[Exercise requirements]
Do not copy the pictures; transcribe all other material exactly.

[Records from a collection]
^^^^^^^^
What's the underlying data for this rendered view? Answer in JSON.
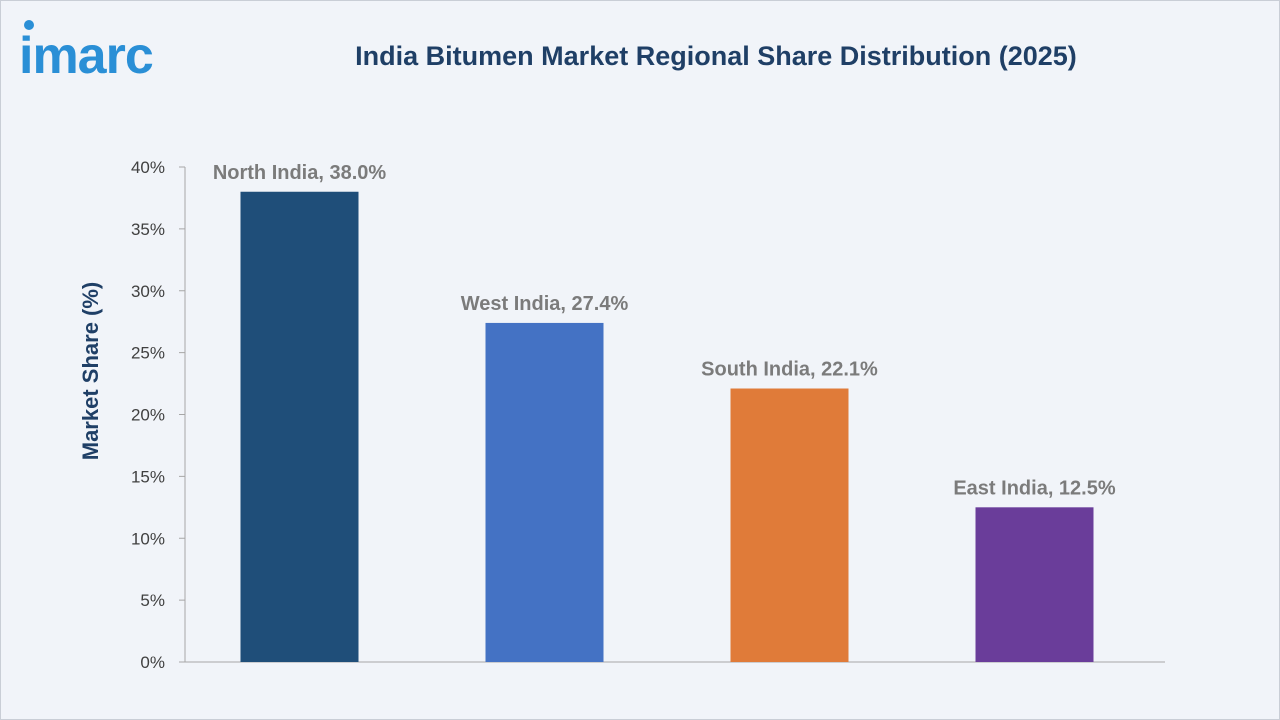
{
  "brand": {
    "logo_text": "imarc"
  },
  "colors": {
    "background": "#f1f4f9",
    "title": "#1f3f66",
    "logo": "#2a8fd6",
    "axis": "#a6a6a6",
    "data_label": "#7b7b7b"
  },
  "chart_data": {
    "type": "bar",
    "title": "India Bitumen Market Regional Share Distribution (2025)",
    "ylabel": "Market Share (%)",
    "xlabel": "",
    "categories": [
      "North India",
      "West India",
      "South India",
      "East India"
    ],
    "values": [
      38.0,
      27.4,
      22.1,
      12.5
    ],
    "data_labels": [
      "North India, 38.0%",
      "West India, 27.4%",
      "South India, 22.1%",
      "East India, 12.5%"
    ],
    "bar_colors": [
      "#1f4e79",
      "#4472c4",
      "#e07b39",
      "#6a3d9a"
    ],
    "ylim": [
      0,
      40
    ],
    "yticks": [
      0,
      5,
      10,
      15,
      20,
      25,
      30,
      35,
      40
    ],
    "ytick_labels": [
      "0%",
      "5%",
      "10%",
      "15%",
      "20%",
      "25%",
      "30%",
      "35%",
      "40%"
    ],
    "grid": false,
    "legend": "none"
  }
}
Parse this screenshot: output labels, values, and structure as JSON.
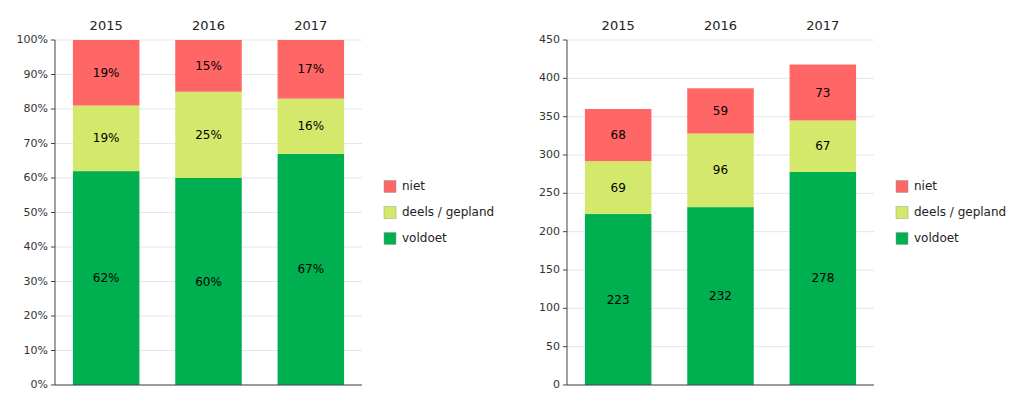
{
  "chart_data": [
    {
      "type": "bar",
      "stacked": true,
      "data_labels": true,
      "legend": "right",
      "categories": [
        "2015",
        "2016",
        "2017"
      ],
      "series": [
        {
          "name": "voldoet",
          "color": "#00b050",
          "values": [
            62,
            60,
            67
          ],
          "value_labels": [
            "62%",
            "60%",
            "67%"
          ]
        },
        {
          "name": "deels / gepland",
          "color": "#d4e96b",
          "values": [
            19,
            25,
            16
          ],
          "value_labels": [
            "19%",
            "25%",
            "16%"
          ]
        },
        {
          "name": "niet",
          "color": "#ff6666",
          "values": [
            19,
            15,
            17
          ],
          "value_labels": [
            "19%",
            "15%",
            "17%"
          ]
        }
      ],
      "ylim": [
        0,
        100
      ],
      "yticks": [
        {
          "value": 0,
          "label": "0%"
        },
        {
          "value": 10,
          "label": "10%"
        },
        {
          "value": 20,
          "label": "20%"
        },
        {
          "value": 30,
          "label": "30%"
        },
        {
          "value": 40,
          "label": "40%"
        },
        {
          "value": 50,
          "label": "50%"
        },
        {
          "value": 60,
          "label": "60%"
        },
        {
          "value": 70,
          "label": "70%"
        },
        {
          "value": 80,
          "label": "80%"
        },
        {
          "value": 90,
          "label": "90%"
        },
        {
          "value": 100,
          "label": "100%"
        }
      ]
    },
    {
      "type": "bar",
      "stacked": true,
      "data_labels": true,
      "legend": "right",
      "categories": [
        "2015",
        "2016",
        "2017"
      ],
      "series": [
        {
          "name": "voldoet",
          "color": "#00b050",
          "values": [
            223,
            232,
            278
          ]
        },
        {
          "name": "deels / gepland",
          "color": "#d4e96b",
          "values": [
            69,
            96,
            67
          ]
        },
        {
          "name": "niet",
          "color": "#ff6666",
          "values": [
            68,
            59,
            73
          ]
        }
      ],
      "ylim": [
        0,
        450
      ],
      "yticks": [
        0,
        50,
        100,
        150,
        200,
        250,
        300,
        350,
        400,
        450
      ]
    }
  ]
}
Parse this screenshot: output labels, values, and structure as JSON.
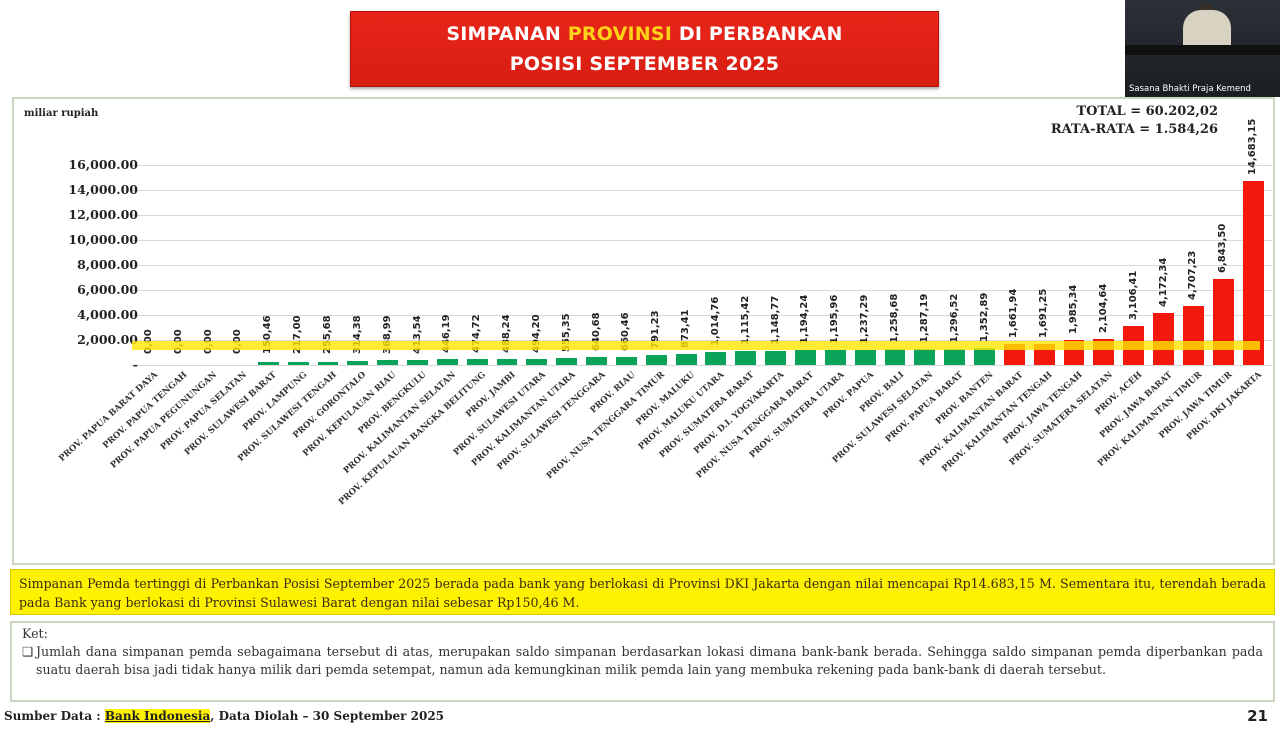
^^^^^^^^
[The solution]
What's the underlying data for this rendered view? Answer in JSON.
{
  "brand": {
    "logo_text": "imarc"
  },
  "colors": {
    "background": "#f1f4f9",
    "title": "#1f3f66",
    "logo": "#2a8fd6",
    "axis": "#a6a6a6",
    "data_label": "#7b7b7b"
  },
  "chart_data": {
    "type": "bar",
    "title": "India Bitumen Market Regional Share Distribution (2025)",
    "ylabel": "Market Share (%)",
    "xlabel": "",
    "categories": [
      "North India",
      "West India",
      "South India",
      "East India"
    ],
    "values": [
      38.0,
      27.4,
      22.1,
      12.5
    ],
    "data_labels": [
      "North India, 38.0%",
      "West India, 27.4%",
      "South India, 22.1%",
      "East India, 12.5%"
    ],
    "bar_colors": [
      "#1f4e79",
      "#4472c4",
      "#e07b39",
      "#6a3d9a"
    ],
    "ylim": [
      0,
      40
    ],
    "yticks": [
      0,
      5,
      10,
      15,
      20,
      25,
      30,
      35,
      40
    ],
    "ytick_labels": [
      "0%",
      "5%",
      "10%",
      "15%",
      "20%",
      "25%",
      "30%",
      "35%",
      "40%"
    ],
    "grid": false,
    "legend": "none"
  }
}
Parse this screenshot: output labels, values, and structure as JSON.
{
  "chart_data": [
    {
      "type": "bar",
      "stacked": true,
      "data_labels": true,
      "legend": "right",
      "categories": [
        "2015",
        "2016",
        "2017"
      ],
      "series": [
        {
          "name": "voldoet",
          "color": "#00b050",
          "values": [
            62,
            60,
            67
          ],
          "value_labels": [
            "62%",
            "60%",
            "67%"
          ]
        },
        {
          "name": "deels / gepland",
          "color": "#d4e96b",
          "values": [
            19,
            25,
            16
          ],
          "value_labels": [
            "19%",
            "25%",
            "16%"
          ]
        },
        {
          "name": "niet",
          "color": "#ff6666",
          "values": [
            19,
            15,
            17
          ],
          "value_labels": [
            "19%",
            "15%",
            "17%"
          ]
        }
      ],
      "ylim": [
        0,
        100
      ],
      "yticks": [
        {
          "value": 0,
          "label": "0%"
        },
        {
          "value": 10,
          "label": "10%"
        },
        {
          "value": 20,
          "label": "20%"
        },
        {
          "value": 30,
          "label": "30%"
        },
        {
          "value": 40,
          "label": "40%"
        },
        {
          "value": 50,
          "label": "50%"
        },
        {
          "value": 60,
          "label": "60%"
        },
        {
          "value": 70,
          "label": "70%"
        },
        {
          "value": 80,
          "label": "80%"
        },
        {
          "value": 90,
          "label": "90%"
        },
        {
          "value": 100,
          "label": "100%"
        }
      ]
    },
    {
      "type": "bar",
      "stacked": true,
      "data_labels": true,
      "legend": "right",
      "categories": [
        "2015",
        "2016",
        "2017"
      ],
      "series": [
        {
          "name": "voldoet",
          "color": "#00b050",
          "values": [
            223,
            232,
            278
          ]
        },
        {
          "name": "deels / gepland",
          "color": "#d4e96b",
          "values": [
            69,
            96,
            67
          ]
        },
        {
          "name": "niet",
          "color": "#ff6666",
          "values": [
            68,
            59,
            73
          ]
        }
      ],
      "ylim": [
        0,
        450
      ],
      "yticks": [
        0,
        50,
        100,
        150,
        200,
        250,
        300,
        350,
        400,
        450
      ]
    }
  ]
}
Parse this screenshot: output labels, values, and structure as JSON.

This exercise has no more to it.